[Records from a data source]
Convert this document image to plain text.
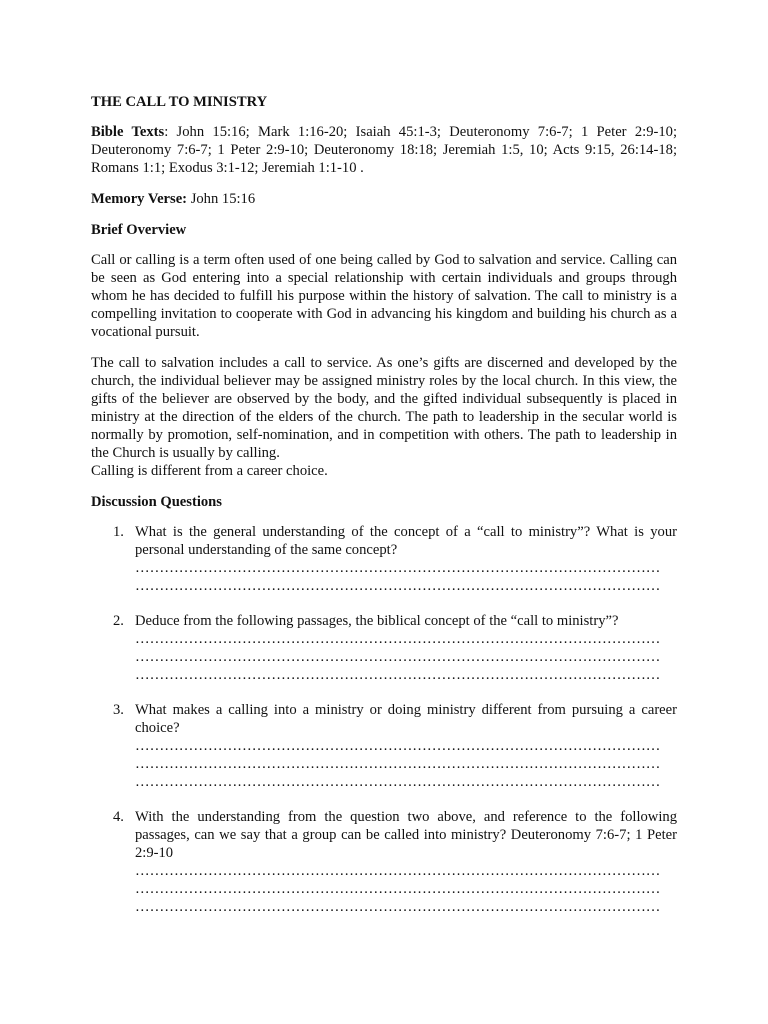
THE CALL TO MINISTRY
Bible Texts: John 15:16; Mark 1:16-20; Isaiah 45:1-3; Deuteronomy 7:6-7; 1 Peter 2:9-10; Deuteronomy 7:6-7; 1 Peter 2:9-10; Deuteronomy 18:18; Jeremiah 1:5, 10; Acts 9:15, 26:14-18; Romans 1:1; Exodus 3:1-12; Jeremiah 1:1-10 .
Memory Verse: John 15:16
Brief Overview

Call or calling is a term often used of one being called by God to salvation and service. Calling can be seen as God entering into a special relationship with certain individuals and groups through whom he has decided to fulfill his purpose within the history of salvation. The call to ministry is a compelling invitation to cooperate with God in advancing his kingdom and building his church as a vocational pursuit.

The call to salvation includes a call to service. As one’s gifts are discerned and developed by the church, the individual believer may be assigned ministry roles by the local church. In this view, the gifts of the believer are observed by the body, and the gifted individual subsequently is placed in ministry at the direction of the elders of the church. The path to leadership in the secular world is normally by promotion, self-nomination, and in competition with others. The path to leadership in the Church is usually by calling.

Calling is different from a career choice.

Discussion Questions
1. What is the general understanding of the concept of a “call to ministry”? What is your personal understanding of the same concept?
………………………………………………………………………………………………
………………………………………………………………………………………………
2. Deduce from the following passages, the biblical concept of the “call to ministry”?
………………………………………………………………………………………………
………………………………………………………………………………………………
………………………………………………………………………………………………
3. What makes a calling into a ministry or doing ministry different from pursuing a career choice?
………………………………………………………………………………………………
………………………………………………………………………………………………
………………………………………………………………………………………………
4. With the understanding from the question two above, and reference to the following passages, can we say that a group can be called into ministry? Deuteronomy 7:6-7; 1 Peter 2:9-10
………………………………………………………………………………………………
………………………………………………………………………………………………
………………………………………………………………………………………………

### STATED EXERCISE
All the material shown above is to be copied exactly, with no pictures carried over.

### TASK RESPONSE
Convert this document image to plain text.
THE CALL TO MINISTRY
Bible Texts: John 15:16; Mark 1:16-20; Isaiah 45:1-3; Deuteronomy 7:6-7; 1 Peter 2:9-10; Deuteronomy 7:6-7; 1 Peter 2:9-10; Deuteronomy 18:18; Jeremiah 1:5, 10; Acts 9:15, 26:14-18; Romans 1:1; Exodus 3:1-12; Jeremiah 1:1-10 .
Memory Verse: John 15:16
Brief Overview

Call or calling is a term often used of one being called by God to salvation and service. Calling can be seen as God entering into a special relationship with certain individuals and groups through whom he has decided to fulfill his purpose within the history of salvation. The call to ministry is a compelling invitation to cooperate with God in advancing his kingdom and building his church as a vocational pursuit.

The call to salvation includes a call to service. As one’s gifts are discerned and developed by the church, the individual believer may be assigned ministry roles by the local church. In this view, the gifts of the believer are observed by the body, and the gifted individual subsequently is placed in ministry at the direction of the elders of the church. The path to leadership in the secular world is normally by promotion, self-nomination, and in competition with others. The path to leadership in the Church is usually by calling.

Calling is different from a career choice.

Discussion Questions
1. What is the general understanding of the concept of a “call to ministry”? What is your personal understanding of the same concept?
………………………………………………………………………………………………
………………………………………………………………………………………………
2. Deduce from the following passages, the biblical concept of the “call to ministry”?
………………………………………………………………………………………………
………………………………………………………………………………………………
………………………………………………………………………………………………
3. What makes a calling into a ministry or doing ministry different from pursuing a career choice?
………………………………………………………………………………………………
………………………………………………………………………………………………
………………………………………………………………………………………………
4. With the understanding from the question two above, and reference to the following passages, can we say that a group can be called into ministry? Deuteronomy 7:6-7; 1 Peter 2:9-10
………………………………………………………………………………………………
………………………………………………………………………………………………
………………………………………………………………………………………………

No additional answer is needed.